- Your task: Write out the records below once more, exactly as they stand.
== Records to use ==
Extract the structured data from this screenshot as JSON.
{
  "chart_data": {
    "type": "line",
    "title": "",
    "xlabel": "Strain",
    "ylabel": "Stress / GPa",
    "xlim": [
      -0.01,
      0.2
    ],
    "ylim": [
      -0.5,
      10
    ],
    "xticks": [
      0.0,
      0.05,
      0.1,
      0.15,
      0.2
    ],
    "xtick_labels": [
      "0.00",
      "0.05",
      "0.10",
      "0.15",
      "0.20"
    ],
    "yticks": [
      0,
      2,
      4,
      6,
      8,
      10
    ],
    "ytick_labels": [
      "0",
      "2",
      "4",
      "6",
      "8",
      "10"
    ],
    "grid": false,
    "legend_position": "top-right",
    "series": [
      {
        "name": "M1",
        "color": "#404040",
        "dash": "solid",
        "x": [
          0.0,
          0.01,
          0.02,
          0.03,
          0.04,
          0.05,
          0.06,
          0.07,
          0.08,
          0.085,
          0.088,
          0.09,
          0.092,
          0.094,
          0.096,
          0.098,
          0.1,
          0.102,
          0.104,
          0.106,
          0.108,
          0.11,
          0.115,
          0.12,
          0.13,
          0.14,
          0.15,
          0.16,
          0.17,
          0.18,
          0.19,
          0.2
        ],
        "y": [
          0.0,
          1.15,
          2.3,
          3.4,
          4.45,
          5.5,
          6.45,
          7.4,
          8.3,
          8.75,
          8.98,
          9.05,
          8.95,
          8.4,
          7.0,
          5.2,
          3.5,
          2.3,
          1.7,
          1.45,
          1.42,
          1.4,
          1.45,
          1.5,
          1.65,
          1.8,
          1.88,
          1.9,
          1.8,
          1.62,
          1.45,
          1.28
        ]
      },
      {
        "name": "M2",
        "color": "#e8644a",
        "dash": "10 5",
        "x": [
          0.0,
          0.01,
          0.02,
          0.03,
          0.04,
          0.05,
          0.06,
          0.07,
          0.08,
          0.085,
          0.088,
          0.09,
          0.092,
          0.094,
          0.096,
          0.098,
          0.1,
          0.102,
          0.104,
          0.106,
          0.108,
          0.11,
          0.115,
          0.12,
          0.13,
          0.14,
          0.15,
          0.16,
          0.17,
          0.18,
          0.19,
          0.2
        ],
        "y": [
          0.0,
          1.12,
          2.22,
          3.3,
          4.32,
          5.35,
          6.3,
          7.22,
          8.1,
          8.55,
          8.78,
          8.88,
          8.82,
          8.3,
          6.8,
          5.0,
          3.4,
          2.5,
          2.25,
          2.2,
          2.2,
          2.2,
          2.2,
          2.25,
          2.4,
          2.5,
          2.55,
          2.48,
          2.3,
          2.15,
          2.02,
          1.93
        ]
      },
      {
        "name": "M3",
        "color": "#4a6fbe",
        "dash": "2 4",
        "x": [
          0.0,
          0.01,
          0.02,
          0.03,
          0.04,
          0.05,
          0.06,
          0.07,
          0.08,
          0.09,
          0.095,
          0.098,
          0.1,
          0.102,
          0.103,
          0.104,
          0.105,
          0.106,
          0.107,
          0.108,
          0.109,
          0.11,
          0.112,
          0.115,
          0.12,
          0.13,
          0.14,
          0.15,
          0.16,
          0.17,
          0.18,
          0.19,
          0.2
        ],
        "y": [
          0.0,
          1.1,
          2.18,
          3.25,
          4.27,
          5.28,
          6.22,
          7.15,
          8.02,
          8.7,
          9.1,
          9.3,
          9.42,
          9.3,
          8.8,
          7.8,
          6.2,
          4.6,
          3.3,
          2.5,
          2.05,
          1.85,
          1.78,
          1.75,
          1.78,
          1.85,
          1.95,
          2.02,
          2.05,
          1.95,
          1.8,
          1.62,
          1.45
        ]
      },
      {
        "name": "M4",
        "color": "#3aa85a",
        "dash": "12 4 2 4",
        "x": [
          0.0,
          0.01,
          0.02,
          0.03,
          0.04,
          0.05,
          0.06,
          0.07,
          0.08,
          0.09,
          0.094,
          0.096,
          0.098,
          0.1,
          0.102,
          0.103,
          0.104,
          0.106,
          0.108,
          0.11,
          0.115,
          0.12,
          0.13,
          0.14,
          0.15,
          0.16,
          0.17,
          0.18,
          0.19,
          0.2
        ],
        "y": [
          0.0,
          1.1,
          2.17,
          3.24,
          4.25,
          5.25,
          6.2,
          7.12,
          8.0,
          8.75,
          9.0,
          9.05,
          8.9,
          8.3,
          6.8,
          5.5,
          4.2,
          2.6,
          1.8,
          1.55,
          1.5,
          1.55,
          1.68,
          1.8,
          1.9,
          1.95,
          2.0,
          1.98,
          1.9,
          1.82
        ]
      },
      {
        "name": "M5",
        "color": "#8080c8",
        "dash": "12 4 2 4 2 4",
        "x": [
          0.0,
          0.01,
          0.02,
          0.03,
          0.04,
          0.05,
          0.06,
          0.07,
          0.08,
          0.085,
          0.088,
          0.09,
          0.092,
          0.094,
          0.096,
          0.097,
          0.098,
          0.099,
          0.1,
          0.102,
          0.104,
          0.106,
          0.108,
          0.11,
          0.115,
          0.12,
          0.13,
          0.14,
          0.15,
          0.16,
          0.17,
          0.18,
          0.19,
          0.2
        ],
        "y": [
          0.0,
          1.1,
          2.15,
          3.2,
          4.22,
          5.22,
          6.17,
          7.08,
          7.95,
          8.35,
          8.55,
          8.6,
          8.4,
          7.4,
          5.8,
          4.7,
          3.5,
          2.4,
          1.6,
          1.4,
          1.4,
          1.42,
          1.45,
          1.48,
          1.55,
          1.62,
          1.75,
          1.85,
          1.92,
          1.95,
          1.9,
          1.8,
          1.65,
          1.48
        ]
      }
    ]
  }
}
===
- Result:
Extract the structured data from this screenshot as JSON.
{
  "chart_data": {
    "type": "line",
    "title": "",
    "xlabel": "Strain",
    "ylabel": "Stress / GPa",
    "xlim": [
      -0.01,
      0.2
    ],
    "ylim": [
      -0.5,
      10
    ],
    "xticks": [
      0.0,
      0.05,
      0.1,
      0.15,
      0.2
    ],
    "xtick_labels": [
      "0.00",
      "0.05",
      "0.10",
      "0.15",
      "0.20"
    ],
    "yticks": [
      0,
      2,
      4,
      6,
      8,
      10
    ],
    "ytick_labels": [
      "0",
      "2",
      "4",
      "6",
      "8",
      "10"
    ],
    "grid": false,
    "legend_position": "top-right",
    "series": [
      {
        "name": "M1",
        "color": "#404040",
        "dash": "solid",
        "x": [
          0.0,
          0.01,
          0.02,
          0.03,
          0.04,
          0.05,
          0.06,
          0.07,
          0.08,
          0.085,
          0.088,
          0.09,
          0.092,
          0.094,
          0.096,
          0.098,
          0.1,
          0.102,
          0.104,
          0.106,
          0.108,
          0.11,
          0.115,
          0.12,
          0.13,
          0.14,
          0.15,
          0.16,
          0.17,
          0.18,
          0.19,
          0.2
        ],
        "y": [
          0.0,
          1.15,
          2.3,
          3.4,
          4.45,
          5.5,
          6.45,
          7.4,
          8.3,
          8.75,
          8.98,
          9.05,
          8.95,
          8.4,
          7.0,
          5.2,
          3.5,
          2.3,
          1.7,
          1.45,
          1.42,
          1.4,
          1.45,
          1.5,
          1.65,
          1.8,
          1.88,
          1.9,
          1.8,
          1.62,
          1.45,
          1.28
        ]
      },
      {
        "name": "M2",
        "color": "#e8644a",
        "dash": "10 5",
        "x": [
          0.0,
          0.01,
          0.02,
          0.03,
          0.04,
          0.05,
          0.06,
          0.07,
          0.08,
          0.085,
          0.088,
          0.09,
          0.092,
          0.094,
          0.096,
          0.098,
          0.1,
          0.102,
          0.104,
          0.106,
          0.108,
          0.11,
          0.115,
          0.12,
          0.13,
          0.14,
          0.15,
          0.16,
          0.17,
          0.18,
          0.19,
          0.2
        ],
        "y": [
          0.0,
          1.12,
          2.22,
          3.3,
          4.32,
          5.35,
          6.3,
          7.22,
          8.1,
          8.55,
          8.78,
          8.88,
          8.82,
          8.3,
          6.8,
          5.0,
          3.4,
          2.5,
          2.25,
          2.2,
          2.2,
          2.2,
          2.2,
          2.25,
          2.4,
          2.5,
          2.55,
          2.48,
          2.3,
          2.15,
          2.02,
          1.93
        ]
      },
      {
        "name": "M3",
        "color": "#4a6fbe",
        "dash": "2 4",
        "x": [
          0.0,
          0.01,
          0.02,
          0.03,
          0.04,
          0.05,
          0.06,
          0.07,
          0.08,
          0.09,
          0.095,
          0.098,
          0.1,
          0.102,
          0.103,
          0.104,
          0.105,
          0.106,
          0.107,
          0.108,
          0.109,
          0.11,
          0.112,
          0.115,
          0.12,
          0.13,
          0.14,
          0.15,
          0.16,
          0.17,
          0.18,
          0.19,
          0.2
        ],
        "y": [
          0.0,
          1.1,
          2.18,
          3.25,
          4.27,
          5.28,
          6.22,
          7.15,
          8.02,
          8.7,
          9.1,
          9.3,
          9.42,
          9.3,
          8.8,
          7.8,
          6.2,
          4.6,
          3.3,
          2.5,
          2.05,
          1.85,
          1.78,
          1.75,
          1.78,
          1.85,
          1.95,
          2.02,
          2.05,
          1.95,
          1.8,
          1.62,
          1.45
        ]
      },
      {
        "name": "M4",
        "color": "#3aa85a",
        "dash": "12 4 2 4",
        "x": [
          0.0,
          0.01,
          0.02,
          0.03,
          0.04,
          0.05,
          0.06,
          0.07,
          0.08,
          0.09,
          0.094,
          0.096,
          0.098,
          0.1,
          0.102,
          0.103,
          0.104,
          0.106,
          0.108,
          0.11,
          0.115,
          0.12,
          0.13,
          0.14,
          0.15,
          0.16,
          0.17,
          0.18,
          0.19,
          0.2
        ],
        "y": [
          0.0,
          1.1,
          2.17,
          3.24,
          4.25,
          5.25,
          6.2,
          7.12,
          8.0,
          8.75,
          9.0,
          9.05,
          8.9,
          8.3,
          6.8,
          5.5,
          4.2,
          2.6,
          1.8,
          1.55,
          1.5,
          1.55,
          1.68,
          1.8,
          1.9,
          1.95,
          2.0,
          1.98,
          1.9,
          1.82
        ]
      },
      {
        "name": "M5",
        "color": "#8080c8",
        "dash": "12 4 2 4 2 4",
        "x": [
          0.0,
          0.01,
          0.02,
          0.03,
          0.04,
          0.05,
          0.06,
          0.07,
          0.08,
          0.085,
          0.088,
          0.09,
          0.092,
          0.094,
          0.096,
          0.097,
          0.098,
          0.099,
          0.1,
          0.102,
          0.104,
          0.106,
          0.108,
          0.11,
          0.115,
          0.12,
          0.13,
          0.14,
          0.15,
          0.16,
          0.17,
          0.18,
          0.19,
          0.2
        ],
        "y": [
          0.0,
          1.1,
          2.15,
          3.2,
          4.22,
          5.22,
          6.17,
          7.08,
          7.95,
          8.35,
          8.55,
          8.6,
          8.4,
          7.4,
          5.8,
          4.7,
          3.5,
          2.4,
          1.6,
          1.4,
          1.4,
          1.42,
          1.45,
          1.48,
          1.55,
          1.62,
          1.75,
          1.85,
          1.92,
          1.95,
          1.9,
          1.8,
          1.65,
          1.48
        ]
      }
    ]
  }
}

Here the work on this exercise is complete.